### Task prompt:
Please print exactly the lines running from the one that contains "Decode this image" to the end of the data, with both lines included.

Data records:
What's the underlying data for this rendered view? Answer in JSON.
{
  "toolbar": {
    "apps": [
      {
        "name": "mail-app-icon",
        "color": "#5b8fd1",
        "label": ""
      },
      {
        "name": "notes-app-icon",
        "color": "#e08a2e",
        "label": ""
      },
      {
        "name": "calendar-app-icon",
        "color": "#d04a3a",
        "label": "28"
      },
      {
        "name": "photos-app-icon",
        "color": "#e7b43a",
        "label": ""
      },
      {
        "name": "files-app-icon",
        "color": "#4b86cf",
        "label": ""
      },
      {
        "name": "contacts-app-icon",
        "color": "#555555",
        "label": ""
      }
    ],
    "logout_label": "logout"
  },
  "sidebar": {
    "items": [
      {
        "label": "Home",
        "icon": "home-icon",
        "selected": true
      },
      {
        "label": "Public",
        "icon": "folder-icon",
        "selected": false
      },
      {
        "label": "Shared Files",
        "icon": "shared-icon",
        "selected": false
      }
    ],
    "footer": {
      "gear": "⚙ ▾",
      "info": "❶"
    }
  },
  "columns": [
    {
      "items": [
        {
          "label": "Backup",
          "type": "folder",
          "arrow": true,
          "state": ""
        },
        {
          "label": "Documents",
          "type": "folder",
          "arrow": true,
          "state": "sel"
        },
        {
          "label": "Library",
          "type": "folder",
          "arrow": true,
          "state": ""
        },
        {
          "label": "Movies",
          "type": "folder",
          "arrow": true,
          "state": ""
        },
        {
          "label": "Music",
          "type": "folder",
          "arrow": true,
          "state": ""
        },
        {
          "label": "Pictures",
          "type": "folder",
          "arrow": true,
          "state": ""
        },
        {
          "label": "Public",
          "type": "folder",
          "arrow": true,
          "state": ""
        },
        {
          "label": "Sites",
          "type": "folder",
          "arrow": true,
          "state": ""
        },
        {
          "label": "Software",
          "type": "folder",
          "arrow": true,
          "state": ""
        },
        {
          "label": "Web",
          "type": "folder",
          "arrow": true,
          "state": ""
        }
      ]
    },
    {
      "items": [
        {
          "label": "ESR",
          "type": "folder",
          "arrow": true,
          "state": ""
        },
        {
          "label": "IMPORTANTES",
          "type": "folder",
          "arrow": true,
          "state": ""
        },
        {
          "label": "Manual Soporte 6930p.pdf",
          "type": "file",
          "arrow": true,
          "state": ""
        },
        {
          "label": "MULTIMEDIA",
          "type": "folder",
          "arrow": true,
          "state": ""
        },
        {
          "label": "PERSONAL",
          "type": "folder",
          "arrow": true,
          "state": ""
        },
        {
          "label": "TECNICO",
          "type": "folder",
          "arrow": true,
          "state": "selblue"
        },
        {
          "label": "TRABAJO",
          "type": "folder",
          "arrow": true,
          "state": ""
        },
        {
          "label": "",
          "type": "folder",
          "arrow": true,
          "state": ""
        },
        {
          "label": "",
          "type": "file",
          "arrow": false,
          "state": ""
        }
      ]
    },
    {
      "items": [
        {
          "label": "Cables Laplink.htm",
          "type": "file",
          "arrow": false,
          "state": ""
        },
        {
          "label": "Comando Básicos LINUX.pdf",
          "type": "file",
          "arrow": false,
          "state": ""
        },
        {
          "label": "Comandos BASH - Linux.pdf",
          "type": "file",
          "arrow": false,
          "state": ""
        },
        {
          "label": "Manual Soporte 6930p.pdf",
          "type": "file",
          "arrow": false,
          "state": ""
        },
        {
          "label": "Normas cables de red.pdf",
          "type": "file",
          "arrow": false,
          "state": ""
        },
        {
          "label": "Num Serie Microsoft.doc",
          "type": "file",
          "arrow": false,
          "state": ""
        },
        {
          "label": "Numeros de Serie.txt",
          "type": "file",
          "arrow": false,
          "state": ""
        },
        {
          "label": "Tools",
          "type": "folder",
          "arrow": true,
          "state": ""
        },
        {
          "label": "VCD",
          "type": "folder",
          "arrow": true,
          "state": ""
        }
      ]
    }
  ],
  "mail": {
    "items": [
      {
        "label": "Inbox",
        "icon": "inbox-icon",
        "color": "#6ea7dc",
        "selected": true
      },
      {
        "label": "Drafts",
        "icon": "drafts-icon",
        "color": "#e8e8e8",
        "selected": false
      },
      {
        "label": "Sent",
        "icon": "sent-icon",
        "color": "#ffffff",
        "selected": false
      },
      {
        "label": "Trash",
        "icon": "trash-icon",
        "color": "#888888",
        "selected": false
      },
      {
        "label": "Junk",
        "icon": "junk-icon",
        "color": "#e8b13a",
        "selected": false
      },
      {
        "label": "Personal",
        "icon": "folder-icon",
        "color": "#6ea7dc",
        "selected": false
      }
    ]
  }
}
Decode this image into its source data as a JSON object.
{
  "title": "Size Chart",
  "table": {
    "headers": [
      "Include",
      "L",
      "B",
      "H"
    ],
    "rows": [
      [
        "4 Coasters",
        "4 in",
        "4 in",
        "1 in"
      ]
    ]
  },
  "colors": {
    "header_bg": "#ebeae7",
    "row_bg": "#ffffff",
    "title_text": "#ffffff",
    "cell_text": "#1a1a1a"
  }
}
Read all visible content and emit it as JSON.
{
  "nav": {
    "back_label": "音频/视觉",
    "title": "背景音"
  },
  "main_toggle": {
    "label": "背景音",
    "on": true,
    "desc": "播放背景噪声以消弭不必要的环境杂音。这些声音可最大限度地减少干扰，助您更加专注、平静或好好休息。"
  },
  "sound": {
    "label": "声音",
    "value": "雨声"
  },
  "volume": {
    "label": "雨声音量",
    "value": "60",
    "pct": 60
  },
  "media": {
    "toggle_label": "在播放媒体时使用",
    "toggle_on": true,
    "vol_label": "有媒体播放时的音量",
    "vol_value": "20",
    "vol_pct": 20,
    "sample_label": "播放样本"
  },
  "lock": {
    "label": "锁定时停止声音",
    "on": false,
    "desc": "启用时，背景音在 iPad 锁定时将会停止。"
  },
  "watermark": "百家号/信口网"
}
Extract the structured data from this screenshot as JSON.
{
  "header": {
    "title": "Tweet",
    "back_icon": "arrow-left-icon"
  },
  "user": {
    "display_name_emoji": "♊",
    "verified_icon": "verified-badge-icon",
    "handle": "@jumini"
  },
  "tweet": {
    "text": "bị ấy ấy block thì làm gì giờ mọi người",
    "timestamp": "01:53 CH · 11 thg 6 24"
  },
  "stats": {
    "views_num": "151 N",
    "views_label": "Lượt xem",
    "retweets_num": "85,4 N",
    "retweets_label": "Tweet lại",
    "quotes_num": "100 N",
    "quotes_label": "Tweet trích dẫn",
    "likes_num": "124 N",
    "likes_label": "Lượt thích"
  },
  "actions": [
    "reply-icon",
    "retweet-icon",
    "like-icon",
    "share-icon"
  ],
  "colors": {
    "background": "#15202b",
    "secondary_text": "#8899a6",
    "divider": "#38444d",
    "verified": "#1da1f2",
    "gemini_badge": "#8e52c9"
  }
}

### Task solution:
Decode this image into its source data as a JSON object.
{
  "title": "Size Chart",
  "table": {
    "headers": [
      "Include",
      "L",
      "B",
      "H"
    ],
    "rows": [
      [
        "4 Coasters",
        "4 in",
        "4 in",
        "1 in"
      ]
    ]
  },
  "colors": {
    "header_bg": "#ebeae7",
    "row_bg": "#ffffff",
    "title_text": "#ffffff",
    "cell_text": "#1a1a1a"
  }
}
Read all visible content and emit it as JSON.
{
  "nav": {
    "back_label": "音频/视觉",
    "title": "背景音"
  },
  "main_toggle": {
    "label": "背景音",
    "on": true,
    "desc": "播放背景噪声以消弭不必要的环境杂音。这些声音可最大限度地减少干扰，助您更加专注、平静或好好休息。"
  },
  "sound": {
    "label": "声音",
    "value": "雨声"
  },
  "volume": {
    "label": "雨声音量",
    "value": "60",
    "pct": 60
  },
  "media": {
    "toggle_label": "在播放媒体时使用",
    "toggle_on": true,
    "vol_label": "有媒体播放时的音量",
    "vol_value": "20",
    "vol_pct": 20,
    "sample_label": "播放样本"
  },
  "lock": {
    "label": "锁定时停止声音",
    "on": false,
    "desc": "启用时，背景音在 iPad 锁定时将会停止。"
  },
  "watermark": "百家号/信口网"
}
Extract the structured data from this screenshot as JSON.
{
  "header": {
    "title": "Tweet",
    "back_icon": "arrow-left-icon"
  },
  "user": {
    "display_name_emoji": "♊",
    "verified_icon": "verified-badge-icon",
    "handle": "@jumini"
  },
  "tweet": {
    "text": "bị ấy ấy block thì làm gì giờ mọi người",
    "timestamp": "01:53 CH · 11 thg 6 24"
  },
  "stats": {
    "views_num": "151 N",
    "views_label": "Lượt xem",
    "retweets_num": "85,4 N",
    "retweets_label": "Tweet lại",
    "quotes_num": "100 N",
    "quotes_label": "Tweet trích dẫn",
    "likes_num": "124 N",
    "likes_label": "Lượt thích"
  },
  "actions": [
    "reply-icon",
    "retweet-icon",
    "like-icon",
    "share-icon"
  ],
  "colors": {
    "background": "#15202b",
    "secondary_text": "#8899a6",
    "divider": "#38444d",
    "verified": "#1da1f2",
    "gemini_badge": "#8e52c9"
  }
}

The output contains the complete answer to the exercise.